WHAT NEEDS TO BE DONE
Of all the lines in the material, how many include the word "dark"? Reply with the number alone.

RECORDS FOR THE TASK
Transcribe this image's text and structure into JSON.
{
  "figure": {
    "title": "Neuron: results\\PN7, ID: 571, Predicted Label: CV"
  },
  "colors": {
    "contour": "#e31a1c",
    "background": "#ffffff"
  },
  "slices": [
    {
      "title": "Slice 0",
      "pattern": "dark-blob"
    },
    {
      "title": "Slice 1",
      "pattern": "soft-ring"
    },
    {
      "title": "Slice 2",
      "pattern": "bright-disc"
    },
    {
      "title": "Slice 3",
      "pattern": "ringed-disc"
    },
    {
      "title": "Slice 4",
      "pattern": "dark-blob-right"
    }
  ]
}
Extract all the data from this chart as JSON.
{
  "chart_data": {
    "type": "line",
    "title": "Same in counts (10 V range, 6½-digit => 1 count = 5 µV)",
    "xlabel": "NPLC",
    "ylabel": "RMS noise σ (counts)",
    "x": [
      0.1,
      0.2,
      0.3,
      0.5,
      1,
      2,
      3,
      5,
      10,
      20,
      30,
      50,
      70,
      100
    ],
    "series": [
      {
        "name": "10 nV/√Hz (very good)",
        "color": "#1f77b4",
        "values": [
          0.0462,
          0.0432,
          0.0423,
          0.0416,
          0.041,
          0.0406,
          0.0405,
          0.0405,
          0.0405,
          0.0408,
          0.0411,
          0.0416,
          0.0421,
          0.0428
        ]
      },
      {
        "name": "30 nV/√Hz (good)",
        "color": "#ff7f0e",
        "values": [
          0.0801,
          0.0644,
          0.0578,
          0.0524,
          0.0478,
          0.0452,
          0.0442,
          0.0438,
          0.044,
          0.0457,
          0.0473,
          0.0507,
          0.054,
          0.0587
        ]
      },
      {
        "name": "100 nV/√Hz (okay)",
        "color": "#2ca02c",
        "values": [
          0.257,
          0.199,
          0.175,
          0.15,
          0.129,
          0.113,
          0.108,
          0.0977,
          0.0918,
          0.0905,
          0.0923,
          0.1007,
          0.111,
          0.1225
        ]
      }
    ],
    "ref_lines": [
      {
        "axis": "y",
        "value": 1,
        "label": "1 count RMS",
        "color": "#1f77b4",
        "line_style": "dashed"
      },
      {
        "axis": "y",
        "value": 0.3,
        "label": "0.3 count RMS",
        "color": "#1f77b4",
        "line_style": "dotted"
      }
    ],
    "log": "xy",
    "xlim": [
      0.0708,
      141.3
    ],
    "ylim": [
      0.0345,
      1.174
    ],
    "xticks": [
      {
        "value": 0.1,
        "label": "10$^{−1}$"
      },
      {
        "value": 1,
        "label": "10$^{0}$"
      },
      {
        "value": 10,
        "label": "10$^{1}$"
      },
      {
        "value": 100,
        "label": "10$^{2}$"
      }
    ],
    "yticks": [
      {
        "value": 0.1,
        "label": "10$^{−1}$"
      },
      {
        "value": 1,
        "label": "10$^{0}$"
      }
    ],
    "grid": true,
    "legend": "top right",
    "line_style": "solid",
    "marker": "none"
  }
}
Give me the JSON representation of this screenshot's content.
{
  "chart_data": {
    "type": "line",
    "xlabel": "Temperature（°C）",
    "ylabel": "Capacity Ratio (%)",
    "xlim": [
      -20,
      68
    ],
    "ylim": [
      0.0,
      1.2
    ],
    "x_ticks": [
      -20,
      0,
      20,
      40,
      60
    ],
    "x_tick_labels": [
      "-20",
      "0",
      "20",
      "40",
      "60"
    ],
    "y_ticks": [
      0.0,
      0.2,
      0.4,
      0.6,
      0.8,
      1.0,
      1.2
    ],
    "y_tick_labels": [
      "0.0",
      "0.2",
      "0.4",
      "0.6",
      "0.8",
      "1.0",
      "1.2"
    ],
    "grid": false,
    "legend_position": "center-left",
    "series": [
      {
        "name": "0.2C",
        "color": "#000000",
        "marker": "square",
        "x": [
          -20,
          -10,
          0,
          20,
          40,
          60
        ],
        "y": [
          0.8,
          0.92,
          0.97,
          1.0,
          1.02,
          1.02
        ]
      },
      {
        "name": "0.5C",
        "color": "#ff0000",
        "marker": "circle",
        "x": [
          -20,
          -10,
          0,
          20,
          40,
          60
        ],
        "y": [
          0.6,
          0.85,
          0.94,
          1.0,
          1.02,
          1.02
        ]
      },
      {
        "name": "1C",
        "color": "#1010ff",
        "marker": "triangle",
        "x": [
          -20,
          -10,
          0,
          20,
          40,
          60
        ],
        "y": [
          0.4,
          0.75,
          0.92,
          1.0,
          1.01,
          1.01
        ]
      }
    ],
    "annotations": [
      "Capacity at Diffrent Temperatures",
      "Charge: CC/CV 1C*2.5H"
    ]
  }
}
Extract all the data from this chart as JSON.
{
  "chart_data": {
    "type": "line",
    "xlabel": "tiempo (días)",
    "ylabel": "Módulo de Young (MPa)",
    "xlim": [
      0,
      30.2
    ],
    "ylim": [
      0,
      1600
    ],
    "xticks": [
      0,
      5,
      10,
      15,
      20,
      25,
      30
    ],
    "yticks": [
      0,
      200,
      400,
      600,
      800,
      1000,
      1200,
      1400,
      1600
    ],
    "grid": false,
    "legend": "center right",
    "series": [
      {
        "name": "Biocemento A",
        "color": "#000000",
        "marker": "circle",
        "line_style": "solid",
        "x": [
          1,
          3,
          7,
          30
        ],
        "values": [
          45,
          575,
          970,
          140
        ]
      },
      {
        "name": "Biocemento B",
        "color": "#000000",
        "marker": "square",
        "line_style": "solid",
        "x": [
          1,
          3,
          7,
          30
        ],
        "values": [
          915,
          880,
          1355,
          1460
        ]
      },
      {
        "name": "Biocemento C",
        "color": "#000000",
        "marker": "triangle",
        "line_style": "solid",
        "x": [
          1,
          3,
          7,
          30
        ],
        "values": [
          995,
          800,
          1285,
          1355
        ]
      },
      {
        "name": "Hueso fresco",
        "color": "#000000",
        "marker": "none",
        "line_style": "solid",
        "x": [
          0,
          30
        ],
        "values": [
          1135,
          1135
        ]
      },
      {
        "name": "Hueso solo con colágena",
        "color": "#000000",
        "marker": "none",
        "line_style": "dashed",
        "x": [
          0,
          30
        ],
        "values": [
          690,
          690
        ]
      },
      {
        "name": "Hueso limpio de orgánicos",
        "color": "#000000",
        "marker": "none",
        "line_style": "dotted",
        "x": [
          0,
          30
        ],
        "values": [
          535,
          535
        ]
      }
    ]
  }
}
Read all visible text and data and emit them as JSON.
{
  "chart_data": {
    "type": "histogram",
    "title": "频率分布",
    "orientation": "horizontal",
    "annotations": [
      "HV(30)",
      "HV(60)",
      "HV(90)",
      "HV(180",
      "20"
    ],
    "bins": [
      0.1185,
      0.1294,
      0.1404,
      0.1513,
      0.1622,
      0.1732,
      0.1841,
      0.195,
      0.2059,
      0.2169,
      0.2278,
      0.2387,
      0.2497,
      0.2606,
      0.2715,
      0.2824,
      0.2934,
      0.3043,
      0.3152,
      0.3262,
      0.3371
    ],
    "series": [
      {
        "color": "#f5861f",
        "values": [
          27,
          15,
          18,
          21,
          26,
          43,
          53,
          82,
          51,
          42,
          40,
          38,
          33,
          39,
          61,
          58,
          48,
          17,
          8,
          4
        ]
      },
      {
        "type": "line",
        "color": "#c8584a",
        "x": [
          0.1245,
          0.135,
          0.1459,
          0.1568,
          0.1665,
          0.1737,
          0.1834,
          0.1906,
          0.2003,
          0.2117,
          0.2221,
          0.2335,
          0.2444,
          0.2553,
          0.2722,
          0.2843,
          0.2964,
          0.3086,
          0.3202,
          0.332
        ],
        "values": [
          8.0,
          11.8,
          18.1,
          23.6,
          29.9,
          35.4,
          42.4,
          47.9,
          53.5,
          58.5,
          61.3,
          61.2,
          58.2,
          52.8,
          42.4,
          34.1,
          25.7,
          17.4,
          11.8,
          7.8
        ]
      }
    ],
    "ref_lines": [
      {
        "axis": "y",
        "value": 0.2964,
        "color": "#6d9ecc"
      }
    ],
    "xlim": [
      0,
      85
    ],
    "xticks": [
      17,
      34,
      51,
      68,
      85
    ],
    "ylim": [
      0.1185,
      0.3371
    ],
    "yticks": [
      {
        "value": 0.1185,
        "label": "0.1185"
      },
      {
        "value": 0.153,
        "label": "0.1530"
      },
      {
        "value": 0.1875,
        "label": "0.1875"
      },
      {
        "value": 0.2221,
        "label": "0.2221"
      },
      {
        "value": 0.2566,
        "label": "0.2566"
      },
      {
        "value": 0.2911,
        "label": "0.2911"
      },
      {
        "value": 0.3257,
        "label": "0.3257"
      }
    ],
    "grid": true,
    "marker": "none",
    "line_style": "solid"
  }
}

SOLVED PROBLEM
2